* The exercise: Which lines in the entries below contain the string "DATA"? Pick out each of those lines and copy it.

* Records:

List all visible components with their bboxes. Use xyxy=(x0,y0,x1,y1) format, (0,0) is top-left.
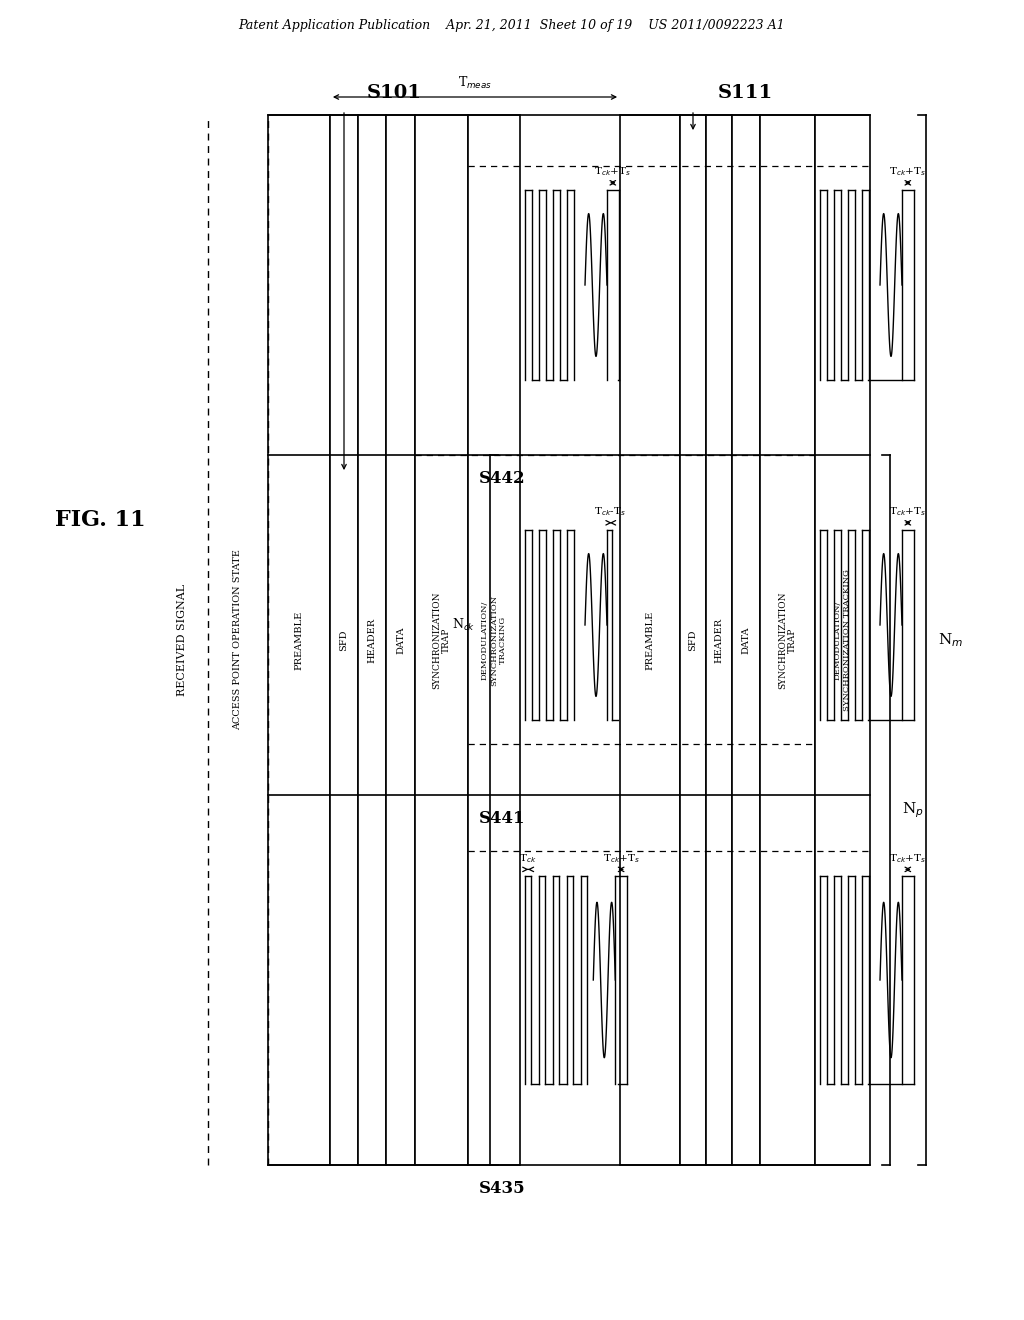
Text: ACCESS POINT OPERATION STATE: ACCESS POINT OPERATION STATE xyxy=(233,549,243,730)
Text: T$_{ck}$+T$_s$: T$_{ck}$+T$_s$ xyxy=(594,165,631,178)
Text: DATA: DATA xyxy=(396,626,406,653)
Text: T$_{ck}$+T$_s$: T$_{ck}$+T$_s$ xyxy=(890,506,927,519)
Bar xyxy=(268,115,330,1166)
Text: S435: S435 xyxy=(478,1180,525,1197)
Text: N$_{ck}$: N$_{ck}$ xyxy=(452,616,475,634)
Bar xyxy=(706,115,732,1166)
Text: S442: S442 xyxy=(478,470,525,487)
Text: HEADER: HEADER xyxy=(715,618,724,663)
Bar xyxy=(358,115,386,1166)
Text: T$_{ck}$: T$_{ck}$ xyxy=(519,851,537,865)
Bar xyxy=(468,115,520,1166)
Text: DEMODULATION/
SYNCHRONIZATION TRACKING: DEMODULATION/ SYNCHRONIZATION TRACKING xyxy=(834,569,851,711)
Bar xyxy=(680,115,706,1166)
Text: FIG. 11: FIG. 11 xyxy=(54,510,145,531)
Text: PREAMBLE: PREAMBLE xyxy=(645,610,654,669)
Text: S111: S111 xyxy=(718,84,773,102)
Bar xyxy=(732,115,760,1166)
Bar xyxy=(330,115,358,1166)
Text: SYNCHRONIZATION
TRAP: SYNCHRONIZATION TRAP xyxy=(432,591,452,689)
Text: SFD: SFD xyxy=(688,630,697,651)
Text: RECEIVED SIGNAL: RECEIVED SIGNAL xyxy=(177,583,187,696)
Text: T$_{meas}$: T$_{meas}$ xyxy=(458,75,493,91)
Text: S101: S101 xyxy=(367,84,422,102)
Text: N$_m$: N$_m$ xyxy=(938,631,964,649)
Bar xyxy=(415,115,468,1166)
Text: S441: S441 xyxy=(479,810,525,828)
Text: SYNCHRONIZATION
TRAP: SYNCHRONIZATION TRAP xyxy=(778,591,798,689)
Bar xyxy=(815,115,870,1166)
Text: T$_{ck}$+T$_s$: T$_{ck}$+T$_s$ xyxy=(890,165,927,178)
Text: DEMODULATION/
SYNCHRONIZATION
TRACKING: DEMODULATION/ SYNCHRONIZATION TRACKING xyxy=(481,594,507,685)
Bar xyxy=(620,115,680,1166)
Bar xyxy=(760,115,815,1166)
Text: T$_{ck}$+T$_s$: T$_{ck}$+T$_s$ xyxy=(890,851,927,865)
Text: HEADER: HEADER xyxy=(368,618,377,663)
Text: SFD: SFD xyxy=(340,630,348,651)
Text: T$_{ck}$-T$_s$: T$_{ck}$-T$_s$ xyxy=(594,506,626,519)
Text: PREAMBLE: PREAMBLE xyxy=(295,610,303,669)
Text: Patent Application Publication    Apr. 21, 2011  Sheet 10 of 19    US 2011/00922: Patent Application Publication Apr. 21, … xyxy=(239,18,785,32)
Bar xyxy=(386,115,415,1166)
Text: N$_p$: N$_p$ xyxy=(902,800,924,820)
Text: T$_{ck}$+T$_s$: T$_{ck}$+T$_s$ xyxy=(603,851,640,865)
Text: DATA: DATA xyxy=(741,626,751,653)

* Full response:
Text: DATA: DATA xyxy=(396,626,406,653)
Text: DATA: DATA xyxy=(741,626,751,653)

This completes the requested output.